» **TASK STATEMENT**:
Quote the whole listing word for word, please.

» **TASK DATA**:
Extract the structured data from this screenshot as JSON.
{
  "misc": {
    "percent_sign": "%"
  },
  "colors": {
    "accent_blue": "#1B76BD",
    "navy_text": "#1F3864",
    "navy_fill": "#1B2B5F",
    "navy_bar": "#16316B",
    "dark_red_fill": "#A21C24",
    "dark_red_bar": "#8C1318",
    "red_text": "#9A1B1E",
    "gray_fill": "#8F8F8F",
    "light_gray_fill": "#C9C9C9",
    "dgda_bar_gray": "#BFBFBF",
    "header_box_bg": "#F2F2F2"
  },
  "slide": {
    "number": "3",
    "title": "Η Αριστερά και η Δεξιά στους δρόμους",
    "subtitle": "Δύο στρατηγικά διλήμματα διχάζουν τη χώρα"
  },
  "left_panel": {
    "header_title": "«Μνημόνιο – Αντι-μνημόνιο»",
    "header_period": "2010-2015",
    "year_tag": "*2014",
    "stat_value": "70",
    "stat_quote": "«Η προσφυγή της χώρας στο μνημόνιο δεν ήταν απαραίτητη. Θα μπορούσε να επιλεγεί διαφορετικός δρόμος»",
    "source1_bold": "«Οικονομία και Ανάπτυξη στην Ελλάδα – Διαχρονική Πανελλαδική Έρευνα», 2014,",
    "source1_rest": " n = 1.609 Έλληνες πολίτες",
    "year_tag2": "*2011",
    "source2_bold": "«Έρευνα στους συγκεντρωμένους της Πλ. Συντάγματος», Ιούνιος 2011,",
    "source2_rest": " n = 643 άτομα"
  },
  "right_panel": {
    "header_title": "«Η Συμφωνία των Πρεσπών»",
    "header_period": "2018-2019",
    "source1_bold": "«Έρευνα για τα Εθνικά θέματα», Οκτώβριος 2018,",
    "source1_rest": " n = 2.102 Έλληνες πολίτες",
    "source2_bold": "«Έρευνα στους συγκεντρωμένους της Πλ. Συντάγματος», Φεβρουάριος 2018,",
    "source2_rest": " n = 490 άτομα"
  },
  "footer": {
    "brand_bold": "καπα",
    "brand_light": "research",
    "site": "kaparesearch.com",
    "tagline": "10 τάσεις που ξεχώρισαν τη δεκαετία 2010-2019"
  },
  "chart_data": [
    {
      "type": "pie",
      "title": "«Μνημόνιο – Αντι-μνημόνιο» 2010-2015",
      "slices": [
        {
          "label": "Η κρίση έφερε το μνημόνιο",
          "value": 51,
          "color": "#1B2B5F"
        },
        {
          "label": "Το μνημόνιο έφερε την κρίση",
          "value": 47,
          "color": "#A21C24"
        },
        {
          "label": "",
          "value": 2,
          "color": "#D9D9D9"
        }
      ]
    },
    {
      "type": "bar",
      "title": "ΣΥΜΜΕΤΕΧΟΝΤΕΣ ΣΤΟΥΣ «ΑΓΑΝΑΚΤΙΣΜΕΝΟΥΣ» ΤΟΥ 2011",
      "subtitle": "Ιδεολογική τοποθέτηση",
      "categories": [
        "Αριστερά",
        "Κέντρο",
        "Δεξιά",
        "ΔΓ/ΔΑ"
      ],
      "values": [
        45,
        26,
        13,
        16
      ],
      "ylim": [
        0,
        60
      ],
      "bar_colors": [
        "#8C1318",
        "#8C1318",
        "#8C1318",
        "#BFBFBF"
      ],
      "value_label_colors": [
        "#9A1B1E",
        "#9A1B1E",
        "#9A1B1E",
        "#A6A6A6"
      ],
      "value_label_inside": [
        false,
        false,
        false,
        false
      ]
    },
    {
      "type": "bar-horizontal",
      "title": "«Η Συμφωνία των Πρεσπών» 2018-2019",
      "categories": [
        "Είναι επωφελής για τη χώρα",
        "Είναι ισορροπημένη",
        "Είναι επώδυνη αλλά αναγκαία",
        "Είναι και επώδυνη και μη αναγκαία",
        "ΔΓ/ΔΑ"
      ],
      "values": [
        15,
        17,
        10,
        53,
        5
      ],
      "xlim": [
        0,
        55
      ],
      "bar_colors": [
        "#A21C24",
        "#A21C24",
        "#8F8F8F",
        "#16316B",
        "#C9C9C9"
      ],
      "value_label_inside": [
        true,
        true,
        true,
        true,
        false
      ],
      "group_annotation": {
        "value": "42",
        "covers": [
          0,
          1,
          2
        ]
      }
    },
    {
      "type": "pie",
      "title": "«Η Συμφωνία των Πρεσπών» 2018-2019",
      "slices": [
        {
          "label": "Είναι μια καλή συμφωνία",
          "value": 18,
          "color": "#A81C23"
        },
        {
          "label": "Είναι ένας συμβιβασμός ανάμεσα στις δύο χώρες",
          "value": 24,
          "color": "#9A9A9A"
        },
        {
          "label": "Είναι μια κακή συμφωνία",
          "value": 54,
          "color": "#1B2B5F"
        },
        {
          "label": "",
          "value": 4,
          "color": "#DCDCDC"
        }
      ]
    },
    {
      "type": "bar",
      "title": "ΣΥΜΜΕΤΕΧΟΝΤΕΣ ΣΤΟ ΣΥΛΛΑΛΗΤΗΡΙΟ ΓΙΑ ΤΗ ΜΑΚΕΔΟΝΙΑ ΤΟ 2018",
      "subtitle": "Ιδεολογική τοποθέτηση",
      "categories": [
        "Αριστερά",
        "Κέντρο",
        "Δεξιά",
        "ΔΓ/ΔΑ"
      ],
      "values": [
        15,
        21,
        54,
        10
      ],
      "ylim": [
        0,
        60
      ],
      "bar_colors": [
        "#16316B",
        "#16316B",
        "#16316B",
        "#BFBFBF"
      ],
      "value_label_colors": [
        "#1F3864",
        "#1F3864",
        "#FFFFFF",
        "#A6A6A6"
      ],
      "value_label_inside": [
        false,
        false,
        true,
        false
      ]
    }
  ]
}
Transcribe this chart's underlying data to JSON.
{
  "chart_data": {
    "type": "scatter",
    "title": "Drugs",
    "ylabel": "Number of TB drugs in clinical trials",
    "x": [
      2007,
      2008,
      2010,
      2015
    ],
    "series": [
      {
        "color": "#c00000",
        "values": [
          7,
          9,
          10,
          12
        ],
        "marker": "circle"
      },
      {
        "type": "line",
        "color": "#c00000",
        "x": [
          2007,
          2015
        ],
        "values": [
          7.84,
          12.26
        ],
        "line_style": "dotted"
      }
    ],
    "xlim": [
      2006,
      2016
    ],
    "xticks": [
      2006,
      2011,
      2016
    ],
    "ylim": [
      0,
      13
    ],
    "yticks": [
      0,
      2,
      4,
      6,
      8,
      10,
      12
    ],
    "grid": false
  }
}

» **SOLVED EXERCISE**:
Extract the structured data from this screenshot as JSON.
{
  "misc": {
    "percent_sign": "%"
  },
  "colors": {
    "accent_blue": "#1B76BD",
    "navy_text": "#1F3864",
    "navy_fill": "#1B2B5F",
    "navy_bar": "#16316B",
    "dark_red_fill": "#A21C24",
    "dark_red_bar": "#8C1318",
    "red_text": "#9A1B1E",
    "gray_fill": "#8F8F8F",
    "light_gray_fill": "#C9C9C9",
    "dgda_bar_gray": "#BFBFBF",
    "header_box_bg": "#F2F2F2"
  },
  "slide": {
    "number": "3",
    "title": "Η Αριστερά και η Δεξιά στους δρόμους",
    "subtitle": "Δύο στρατηγικά διλήμματα διχάζουν τη χώρα"
  },
  "left_panel": {
    "header_title": "«Μνημόνιο – Αντι-μνημόνιο»",
    "header_period": "2010-2015",
    "year_tag": "*2014",
    "stat_value": "70",
    "stat_quote": "«Η προσφυγή της χώρας στο μνημόνιο δεν ήταν απαραίτητη. Θα μπορούσε να επιλεγεί διαφορετικός δρόμος»",
    "source1_bold": "«Οικονομία και Ανάπτυξη στην Ελλάδα – Διαχρονική Πανελλαδική Έρευνα», 2014,",
    "source1_rest": " n = 1.609 Έλληνες πολίτες",
    "year_tag2": "*2011",
    "source2_bold": "«Έρευνα στους συγκεντρωμένους της Πλ. Συντάγματος», Ιούνιος 2011,",
    "source2_rest": " n = 643 άτομα"
  },
  "right_panel": {
    "header_title": "«Η Συμφωνία των Πρεσπών»",
    "header_period": "2018-2019",
    "source1_bold": "«Έρευνα για τα Εθνικά θέματα», Οκτώβριος 2018,",
    "source1_rest": " n = 2.102 Έλληνες πολίτες",
    "source2_bold": "«Έρευνα στους συγκεντρωμένους της Πλ. Συντάγματος», Φεβρουάριος 2018,",
    "source2_rest": " n = 490 άτομα"
  },
  "footer": {
    "brand_bold": "καπα",
    "brand_light": "research",
    "site": "kaparesearch.com",
    "tagline": "10 τάσεις που ξεχώρισαν τη δεκαετία 2010-2019"
  },
  "chart_data": [
    {
      "type": "pie",
      "title": "«Μνημόνιο – Αντι-μνημόνιο» 2010-2015",
      "slices": [
        {
          "label": "Η κρίση έφερε το μνημόνιο",
          "value": 51,
          "color": "#1B2B5F"
        },
        {
          "label": "Το μνημόνιο έφερε την κρίση",
          "value": 47,
          "color": "#A21C24"
        },
        {
          "label": "",
          "value": 2,
          "color": "#D9D9D9"
        }
      ]
    },
    {
      "type": "bar",
      "title": "ΣΥΜΜΕΤΕΧΟΝΤΕΣ ΣΤΟΥΣ «ΑΓΑΝΑΚΤΙΣΜΕΝΟΥΣ» ΤΟΥ 2011",
      "subtitle": "Ιδεολογική τοποθέτηση",
      "categories": [
        "Αριστερά",
        "Κέντρο",
        "Δεξιά",
        "ΔΓ/ΔΑ"
      ],
      "values": [
        45,
        26,
        13,
        16
      ],
      "ylim": [
        0,
        60
      ],
      "bar_colors": [
        "#8C1318",
        "#8C1318",
        "#8C1318",
        "#BFBFBF"
      ],
      "value_label_colors": [
        "#9A1B1E",
        "#9A1B1E",
        "#9A1B1E",
        "#A6A6A6"
      ],
      "value_label_inside": [
        false,
        false,
        false,
        false
      ]
    },
    {
      "type": "bar-horizontal",
      "title": "«Η Συμφωνία των Πρεσπών» 2018-2019",
      "categories": [
        "Είναι επωφελής για τη χώρα",
        "Είναι ισορροπημένη",
        "Είναι επώδυνη αλλά αναγκαία",
        "Είναι και επώδυνη και μη αναγκαία",
        "ΔΓ/ΔΑ"
      ],
      "values": [
        15,
        17,
        10,
        53,
        5
      ],
      "xlim": [
        0,
        55
      ],
      "bar_colors": [
        "#A21C24",
        "#A21C24",
        "#8F8F8F",
        "#16316B",
        "#C9C9C9"
      ],
      "value_label_inside": [
        true,
        true,
        true,
        true,
        false
      ],
      "group_annotation": {
        "value": "42",
        "covers": [
          0,
          1,
          2
        ]
      }
    },
    {
      "type": "pie",
      "title": "«Η Συμφωνία των Πρεσπών» 2018-2019",
      "slices": [
        {
          "label": "Είναι μια καλή συμφωνία",
          "value": 18,
          "color": "#A81C23"
        },
        {
          "label": "Είναι ένας συμβιβασμός ανάμεσα στις δύο χώρες",
          "value": 24,
          "color": "#9A9A9A"
        },
        {
          "label": "Είναι μια κακή συμφωνία",
          "value": 54,
          "color": "#1B2B5F"
        },
        {
          "label": "",
          "value": 4,
          "color": "#DCDCDC"
        }
      ]
    },
    {
      "type": "bar",
      "title": "ΣΥΜΜΕΤΕΧΟΝΤΕΣ ΣΤΟ ΣΥΛΛΑΛΗΤΗΡΙΟ ΓΙΑ ΤΗ ΜΑΚΕΔΟΝΙΑ ΤΟ 2018",
      "subtitle": "Ιδεολογική τοποθέτηση",
      "categories": [
        "Αριστερά",
        "Κέντρο",
        "Δεξιά",
        "ΔΓ/ΔΑ"
      ],
      "values": [
        15,
        21,
        54,
        10
      ],
      "ylim": [
        0,
        60
      ],
      "bar_colors": [
        "#16316B",
        "#16316B",
        "#16316B",
        "#BFBFBF"
      ],
      "value_label_colors": [
        "#1F3864",
        "#1F3864",
        "#FFFFFF",
        "#A6A6A6"
      ],
      "value_label_inside": [
        false,
        false,
        true,
        false
      ]
    }
  ]
}
Transcribe this chart's underlying data to JSON.
{
  "chart_data": {
    "type": "scatter",
    "title": "Drugs",
    "ylabel": "Number of TB drugs in clinical trials",
    "x": [
      2007,
      2008,
      2010,
      2015
    ],
    "series": [
      {
        "color": "#c00000",
        "values": [
          7,
          9,
          10,
          12
        ],
        "marker": "circle"
      },
      {
        "type": "line",
        "color": "#c00000",
        "x": [
          2007,
          2015
        ],
        "values": [
          7.84,
          12.26
        ],
        "line_style": "dotted"
      }
    ],
    "xlim": [
      2006,
      2016
    ],
    "xticks": [
      2006,
      2011,
      2016
    ],
    "ylim": [
      0,
      13
    ],
    "yticks": [
      0,
      2,
      4,
      6,
      8,
      10,
      12
    ],
    "grid": false
  }
}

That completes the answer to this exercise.